(Stored data entries)
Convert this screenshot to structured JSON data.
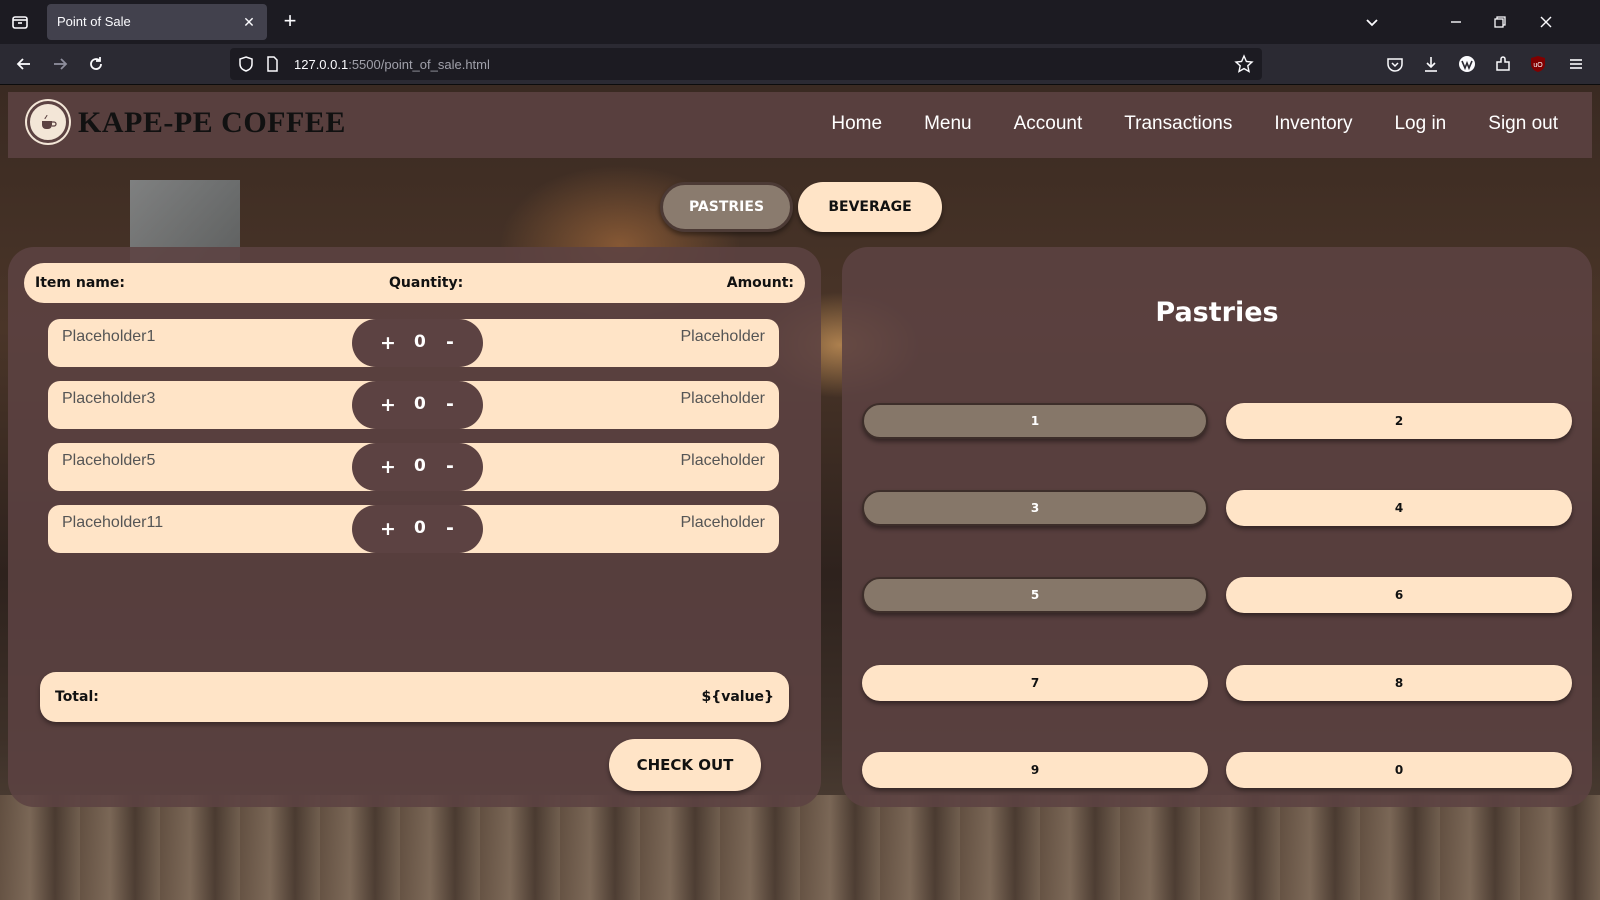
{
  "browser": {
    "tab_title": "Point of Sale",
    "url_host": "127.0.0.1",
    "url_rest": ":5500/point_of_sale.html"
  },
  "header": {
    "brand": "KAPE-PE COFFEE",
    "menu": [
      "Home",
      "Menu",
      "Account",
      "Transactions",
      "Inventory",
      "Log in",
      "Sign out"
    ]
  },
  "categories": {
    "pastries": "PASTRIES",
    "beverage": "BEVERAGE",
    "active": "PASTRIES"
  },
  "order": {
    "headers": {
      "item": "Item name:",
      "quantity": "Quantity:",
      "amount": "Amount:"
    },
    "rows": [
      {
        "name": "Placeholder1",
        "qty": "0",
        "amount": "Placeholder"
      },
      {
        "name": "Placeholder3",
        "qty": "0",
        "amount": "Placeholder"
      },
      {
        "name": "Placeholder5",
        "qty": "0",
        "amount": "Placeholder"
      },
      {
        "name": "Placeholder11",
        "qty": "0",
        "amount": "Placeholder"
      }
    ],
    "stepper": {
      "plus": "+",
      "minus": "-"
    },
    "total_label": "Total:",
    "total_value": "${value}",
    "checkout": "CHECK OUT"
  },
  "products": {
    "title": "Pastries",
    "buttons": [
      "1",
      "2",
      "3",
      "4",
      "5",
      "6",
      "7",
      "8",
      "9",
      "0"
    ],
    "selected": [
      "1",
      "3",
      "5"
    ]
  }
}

## Problem:
Reproduce the data verbatim. Do not carry any picture into the copy.

## Right answer:
Convert this screenshot to structured JSON data.
{
  "browser": {
    "tab_title": "Point of Sale",
    "url_host": "127.0.0.1",
    "url_rest": ":5500/point_of_sale.html"
  },
  "header": {
    "brand": "KAPE-PE COFFEE",
    "menu": [
      "Home",
      "Menu",
      "Account",
      "Transactions",
      "Inventory",
      "Log in",
      "Sign out"
    ]
  },
  "categories": {
    "pastries": "PASTRIES",
    "beverage": "BEVERAGE",
    "active": "PASTRIES"
  },
  "order": {
    "headers": {
      "item": "Item name:",
      "quantity": "Quantity:",
      "amount": "Amount:"
    },
    "rows": [
      {
        "name": "Placeholder1",
        "qty": "0",
        "amount": "Placeholder"
      },
      {
        "name": "Placeholder3",
        "qty": "0",
        "amount": "Placeholder"
      },
      {
        "name": "Placeholder5",
        "qty": "0",
        "amount": "Placeholder"
      },
      {
        "name": "Placeholder11",
        "qty": "0",
        "amount": "Placeholder"
      }
    ],
    "stepper": {
      "plus": "+",
      "minus": "-"
    },
    "total_label": "Total:",
    "total_value": "${value}",
    "checkout": "CHECK OUT"
  },
  "products": {
    "title": "Pastries",
    "buttons": [
      "1",
      "2",
      "3",
      "4",
      "5",
      "6",
      "7",
      "8",
      "9",
      "0"
    ],
    "selected": [
      "1",
      "3",
      "5"
    ]
  }
}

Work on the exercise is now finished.